◆ The problem ◆
Omit the images. Copy each entry word for word.

BEGIN

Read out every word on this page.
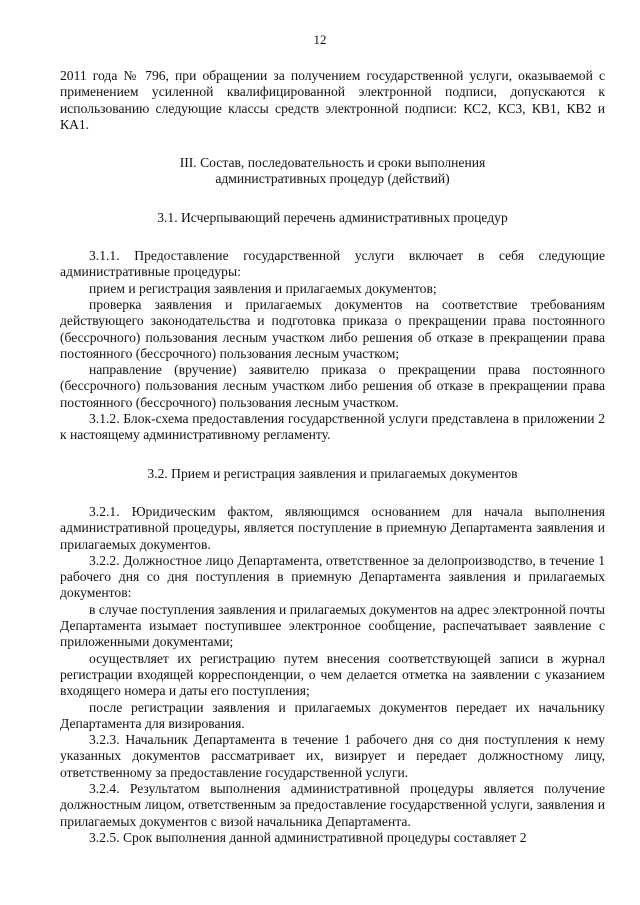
12

2011 года № 796, при обращении за получением государственной услуги, оказываемой с применением усиленной квалифицированной электронной подписи, допускаются к использованию следующие классы средств электронной подписи: КС2, КС3, КВ1, КВ2 и КА1.

III. Состав, последовательность и сроки выполнения

административных процедур (действий)

3.1. Исчерпывающий перечень административных процедур

3.1.1. Предоставление государственной услуги включает в себя следующие административные процедуры:

прием и регистрация заявления и прилагаемых документов;

проверка заявления и прилагаемых документов на соответствие требованиям действующего законодательства и подготовка приказа о прекращении права постоянного (бессрочного) пользования лесным участком либо решения об отказе в прекращении права постоянного (бессрочного) пользования лесным участком;

направление (вручение) заявителю приказа о прекращении права постоянного (бессрочного) пользования лесным участком либо решения об отказе в прекращении права постоянного (бессрочного) пользования лесным участком.

3.1.2. Блок-схема предоставления государственной услуги представлена в приложении 2 к настоящему административному регламенту.

3.2. Прием и регистрация заявления и прилагаемых документов

3.2.1. Юридическим фактом, являющимся основанием для начала выполнения административной процедуры, является поступление в приемную Департамента заявления и прилагаемых документов.

3.2.2. Должностное лицо Департамента, ответственное за делопроизводство, в течение 1 рабочего дня со дня поступления в приемную Департамента заявления и прилагаемых документов:

в случае поступления заявления и прилагаемых документов на адрес электронной почты Департамента изымает поступившее электронное сообщение, распечатывает заявление с приложенными документами;

осуществляет их регистрацию путем внесения соответствующей записи в журнал регистрации входящей корреспонденции, о чем делается отметка на заявлении с указанием входящего номера и даты его поступления;

после регистрации заявления и прилагаемых документов передает их начальнику Департамента для визирования.

3.2.3. Начальник Департамента в течение 1 рабочего дня со дня поступления к нему указанных документов рассматривает их, визирует и передает должностному лицу, ответственному за предоставление государственной услуги.

3.2.4. Результатом выполнения административной процедуры является получение должностным лицом, ответственным за предоставление государственной услуги, заявления и прилагаемых документов с визой начальника Департамента.

3.2.5. Срок выполнения данной административной процедуры составляет 2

END

◆ Answer to the problem ◆
Read out every word on this page.
12

2011 года № 796, при обращении за получением государственной услуги, оказываемой с применением усиленной квалифицированной электронной подписи, допускаются к использованию следующие классы средств электронной подписи: КС2, КС3, КВ1, КВ2 и КА1.

III. Состав, последовательность и сроки выполнения

административных процедур (действий)

3.1. Исчерпывающий перечень административных процедур

3.1.1. Предоставление государственной услуги включает в себя следующие административные процедуры:

прием и регистрация заявления и прилагаемых документов;

проверка заявления и прилагаемых документов на соответствие требованиям действующего законодательства и подготовка приказа о прекращении права постоянного (бессрочного) пользования лесным участком либо решения об отказе в прекращении права постоянного (бессрочного) пользования лесным участком;

направление (вручение) заявителю приказа о прекращении права постоянного (бессрочного) пользования лесным участком либо решения об отказе в прекращении права постоянного (бессрочного) пользования лесным участком.

3.1.2. Блок-схема предоставления государственной услуги представлена в приложении 2 к настоящему административному регламенту.

3.2. Прием и регистрация заявления и прилагаемых документов

3.2.1. Юридическим фактом, являющимся основанием для начала выполнения административной процедуры, является поступление в приемную Департамента заявления и прилагаемых документов.

3.2.2. Должностное лицо Департамента, ответственное за делопроизводство, в течение 1 рабочего дня со дня поступления в приемную Департамента заявления и прилагаемых документов:

в случае поступления заявления и прилагаемых документов на адрес электронной почты Департамента изымает поступившее электронное сообщение, распечатывает заявление с приложенными документами;

осуществляет их регистрацию путем внесения соответствующей записи в журнал регистрации входящей корреспонденции, о чем делается отметка на заявлении с указанием входящего номера и даты его поступления;

после регистрации заявления и прилагаемых документов передает их начальнику Департамента для визирования.

3.2.3. Начальник Департамента в течение 1 рабочего дня со дня поступления к нему указанных документов рассматривает их, визирует и передает должностному лицу, ответственному за предоставление государственной услуги.

3.2.4. Результатом выполнения административной процедуры является получение должностным лицом, ответственным за предоставление государственной услуги, заявления и прилагаемых документов с визой начальника Департамента.

3.2.5. Срок выполнения данной административной процедуры составляет 2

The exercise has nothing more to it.